> **Task statement**
Copy each line of the listing below exactly.

> **Record excerpts**
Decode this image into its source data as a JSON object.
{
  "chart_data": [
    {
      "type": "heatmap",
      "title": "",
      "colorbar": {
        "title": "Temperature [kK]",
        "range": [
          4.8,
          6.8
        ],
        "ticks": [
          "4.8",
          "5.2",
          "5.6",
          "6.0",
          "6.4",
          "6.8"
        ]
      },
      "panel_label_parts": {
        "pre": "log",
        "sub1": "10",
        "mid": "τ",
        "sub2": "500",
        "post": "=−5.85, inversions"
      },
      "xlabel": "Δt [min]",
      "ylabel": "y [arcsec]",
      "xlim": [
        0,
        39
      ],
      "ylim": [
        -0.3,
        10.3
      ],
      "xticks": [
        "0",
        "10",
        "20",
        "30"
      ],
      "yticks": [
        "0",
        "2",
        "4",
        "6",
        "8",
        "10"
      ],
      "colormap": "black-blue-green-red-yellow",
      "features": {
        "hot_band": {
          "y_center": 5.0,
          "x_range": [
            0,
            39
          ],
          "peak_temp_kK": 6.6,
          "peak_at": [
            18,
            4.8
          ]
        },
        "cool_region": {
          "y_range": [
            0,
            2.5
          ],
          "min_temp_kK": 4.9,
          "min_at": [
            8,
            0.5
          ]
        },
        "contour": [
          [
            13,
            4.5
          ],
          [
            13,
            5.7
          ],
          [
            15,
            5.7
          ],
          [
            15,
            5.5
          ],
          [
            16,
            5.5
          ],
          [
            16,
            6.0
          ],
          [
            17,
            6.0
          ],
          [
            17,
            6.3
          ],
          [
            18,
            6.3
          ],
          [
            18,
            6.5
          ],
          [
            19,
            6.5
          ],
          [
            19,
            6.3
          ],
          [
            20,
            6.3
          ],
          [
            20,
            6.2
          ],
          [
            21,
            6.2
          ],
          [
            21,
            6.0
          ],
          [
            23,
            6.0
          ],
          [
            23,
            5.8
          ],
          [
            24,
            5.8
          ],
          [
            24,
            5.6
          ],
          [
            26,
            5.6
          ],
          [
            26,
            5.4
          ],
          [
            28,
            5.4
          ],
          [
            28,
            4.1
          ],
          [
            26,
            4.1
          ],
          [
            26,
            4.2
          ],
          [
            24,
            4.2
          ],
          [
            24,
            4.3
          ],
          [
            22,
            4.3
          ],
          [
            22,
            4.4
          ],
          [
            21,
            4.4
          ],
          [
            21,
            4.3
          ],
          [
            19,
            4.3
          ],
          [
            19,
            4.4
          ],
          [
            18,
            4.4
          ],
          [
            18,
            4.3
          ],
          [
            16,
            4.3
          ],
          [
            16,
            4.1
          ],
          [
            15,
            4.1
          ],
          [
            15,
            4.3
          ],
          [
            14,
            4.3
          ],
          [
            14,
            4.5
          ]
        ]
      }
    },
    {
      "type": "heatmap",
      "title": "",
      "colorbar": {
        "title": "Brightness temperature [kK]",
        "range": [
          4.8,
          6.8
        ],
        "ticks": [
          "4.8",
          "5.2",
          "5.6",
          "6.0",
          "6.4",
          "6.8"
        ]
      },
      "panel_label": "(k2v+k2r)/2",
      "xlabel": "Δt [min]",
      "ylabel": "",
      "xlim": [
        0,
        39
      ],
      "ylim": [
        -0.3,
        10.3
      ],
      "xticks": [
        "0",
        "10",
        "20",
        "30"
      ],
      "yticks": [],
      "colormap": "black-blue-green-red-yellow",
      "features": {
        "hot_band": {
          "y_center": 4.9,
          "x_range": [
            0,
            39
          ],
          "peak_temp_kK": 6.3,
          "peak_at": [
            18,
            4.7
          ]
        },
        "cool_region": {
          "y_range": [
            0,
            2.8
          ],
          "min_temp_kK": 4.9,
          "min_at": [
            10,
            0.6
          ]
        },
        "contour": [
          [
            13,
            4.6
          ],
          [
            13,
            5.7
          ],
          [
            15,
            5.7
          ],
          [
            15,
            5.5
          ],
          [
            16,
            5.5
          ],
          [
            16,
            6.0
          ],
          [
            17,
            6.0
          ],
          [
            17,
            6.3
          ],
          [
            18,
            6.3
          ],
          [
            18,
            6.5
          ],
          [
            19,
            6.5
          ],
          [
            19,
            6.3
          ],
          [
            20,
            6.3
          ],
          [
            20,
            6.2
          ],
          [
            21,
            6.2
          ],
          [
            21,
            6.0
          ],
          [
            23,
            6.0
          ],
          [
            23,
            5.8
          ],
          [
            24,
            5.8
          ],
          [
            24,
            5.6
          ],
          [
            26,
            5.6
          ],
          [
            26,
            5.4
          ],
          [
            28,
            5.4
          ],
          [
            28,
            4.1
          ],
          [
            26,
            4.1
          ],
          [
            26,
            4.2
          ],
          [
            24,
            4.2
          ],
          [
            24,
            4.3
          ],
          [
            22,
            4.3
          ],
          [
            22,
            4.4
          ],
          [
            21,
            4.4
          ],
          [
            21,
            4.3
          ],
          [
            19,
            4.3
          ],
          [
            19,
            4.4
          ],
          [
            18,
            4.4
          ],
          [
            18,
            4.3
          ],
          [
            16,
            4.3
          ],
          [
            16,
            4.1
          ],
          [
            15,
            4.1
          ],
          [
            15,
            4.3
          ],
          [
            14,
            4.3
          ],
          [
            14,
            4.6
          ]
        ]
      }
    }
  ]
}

> **Right answer**
Decode this image into its source data as a JSON object.
{
  "chart_data": [
    {
      "type": "heatmap",
      "title": "",
      "colorbar": {
        "title": "Temperature [kK]",
        "range": [
          4.8,
          6.8
        ],
        "ticks": [
          "4.8",
          "5.2",
          "5.6",
          "6.0",
          "6.4",
          "6.8"
        ]
      },
      "panel_label_parts": {
        "pre": "log",
        "sub1": "10",
        "mid": "τ",
        "sub2": "500",
        "post": "=−5.85, inversions"
      },
      "xlabel": "Δt [min]",
      "ylabel": "y [arcsec]",
      "xlim": [
        0,
        39
      ],
      "ylim": [
        -0.3,
        10.3
      ],
      "xticks": [
        "0",
        "10",
        "20",
        "30"
      ],
      "yticks": [
        "0",
        "2",
        "4",
        "6",
        "8",
        "10"
      ],
      "colormap": "black-blue-green-red-yellow",
      "features": {
        "hot_band": {
          "y_center": 5.0,
          "x_range": [
            0,
            39
          ],
          "peak_temp_kK": 6.6,
          "peak_at": [
            18,
            4.8
          ]
        },
        "cool_region": {
          "y_range": [
            0,
            2.5
          ],
          "min_temp_kK": 4.9,
          "min_at": [
            8,
            0.5
          ]
        },
        "contour": [
          [
            13,
            4.5
          ],
          [
            13,
            5.7
          ],
          [
            15,
            5.7
          ],
          [
            15,
            5.5
          ],
          [
            16,
            5.5
          ],
          [
            16,
            6.0
          ],
          [
            17,
            6.0
          ],
          [
            17,
            6.3
          ],
          [
            18,
            6.3
          ],
          [
            18,
            6.5
          ],
          [
            19,
            6.5
          ],
          [
            19,
            6.3
          ],
          [
            20,
            6.3
          ],
          [
            20,
            6.2
          ],
          [
            21,
            6.2
          ],
          [
            21,
            6.0
          ],
          [
            23,
            6.0
          ],
          [
            23,
            5.8
          ],
          [
            24,
            5.8
          ],
          [
            24,
            5.6
          ],
          [
            26,
            5.6
          ],
          [
            26,
            5.4
          ],
          [
            28,
            5.4
          ],
          [
            28,
            4.1
          ],
          [
            26,
            4.1
          ],
          [
            26,
            4.2
          ],
          [
            24,
            4.2
          ],
          [
            24,
            4.3
          ],
          [
            22,
            4.3
          ],
          [
            22,
            4.4
          ],
          [
            21,
            4.4
          ],
          [
            21,
            4.3
          ],
          [
            19,
            4.3
          ],
          [
            19,
            4.4
          ],
          [
            18,
            4.4
          ],
          [
            18,
            4.3
          ],
          [
            16,
            4.3
          ],
          [
            16,
            4.1
          ],
          [
            15,
            4.1
          ],
          [
            15,
            4.3
          ],
          [
            14,
            4.3
          ],
          [
            14,
            4.5
          ]
        ]
      }
    },
    {
      "type": "heatmap",
      "title": "",
      "colorbar": {
        "title": "Brightness temperature [kK]",
        "range": [
          4.8,
          6.8
        ],
        "ticks": [
          "4.8",
          "5.2",
          "5.6",
          "6.0",
          "6.4",
          "6.8"
        ]
      },
      "panel_label": "(k2v+k2r)/2",
      "xlabel": "Δt [min]",
      "ylabel": "",
      "xlim": [
        0,
        39
      ],
      "ylim": [
        -0.3,
        10.3
      ],
      "xticks": [
        "0",
        "10",
        "20",
        "30"
      ],
      "yticks": [],
      "colormap": "black-blue-green-red-yellow",
      "features": {
        "hot_band": {
          "y_center": 4.9,
          "x_range": [
            0,
            39
          ],
          "peak_temp_kK": 6.3,
          "peak_at": [
            18,
            4.7
          ]
        },
        "cool_region": {
          "y_range": [
            0,
            2.8
          ],
          "min_temp_kK": 4.9,
          "min_at": [
            10,
            0.6
          ]
        },
        "contour": [
          [
            13,
            4.6
          ],
          [
            13,
            5.7
          ],
          [
            15,
            5.7
          ],
          [
            15,
            5.5
          ],
          [
            16,
            5.5
          ],
          [
            16,
            6.0
          ],
          [
            17,
            6.0
          ],
          [
            17,
            6.3
          ],
          [
            18,
            6.3
          ],
          [
            18,
            6.5
          ],
          [
            19,
            6.5
          ],
          [
            19,
            6.3
          ],
          [
            20,
            6.3
          ],
          [
            20,
            6.2
          ],
          [
            21,
            6.2
          ],
          [
            21,
            6.0
          ],
          [
            23,
            6.0
          ],
          [
            23,
            5.8
          ],
          [
            24,
            5.8
          ],
          [
            24,
            5.6
          ],
          [
            26,
            5.6
          ],
          [
            26,
            5.4
          ],
          [
            28,
            5.4
          ],
          [
            28,
            4.1
          ],
          [
            26,
            4.1
          ],
          [
            26,
            4.2
          ],
          [
            24,
            4.2
          ],
          [
            24,
            4.3
          ],
          [
            22,
            4.3
          ],
          [
            22,
            4.4
          ],
          [
            21,
            4.4
          ],
          [
            21,
            4.3
          ],
          [
            19,
            4.3
          ],
          [
            19,
            4.4
          ],
          [
            18,
            4.4
          ],
          [
            18,
            4.3
          ],
          [
            16,
            4.3
          ],
          [
            16,
            4.1
          ],
          [
            15,
            4.1
          ],
          [
            15,
            4.3
          ],
          [
            14,
            4.3
          ],
          [
            14,
            4.6
          ]
        ]
      }
    }
  ]
}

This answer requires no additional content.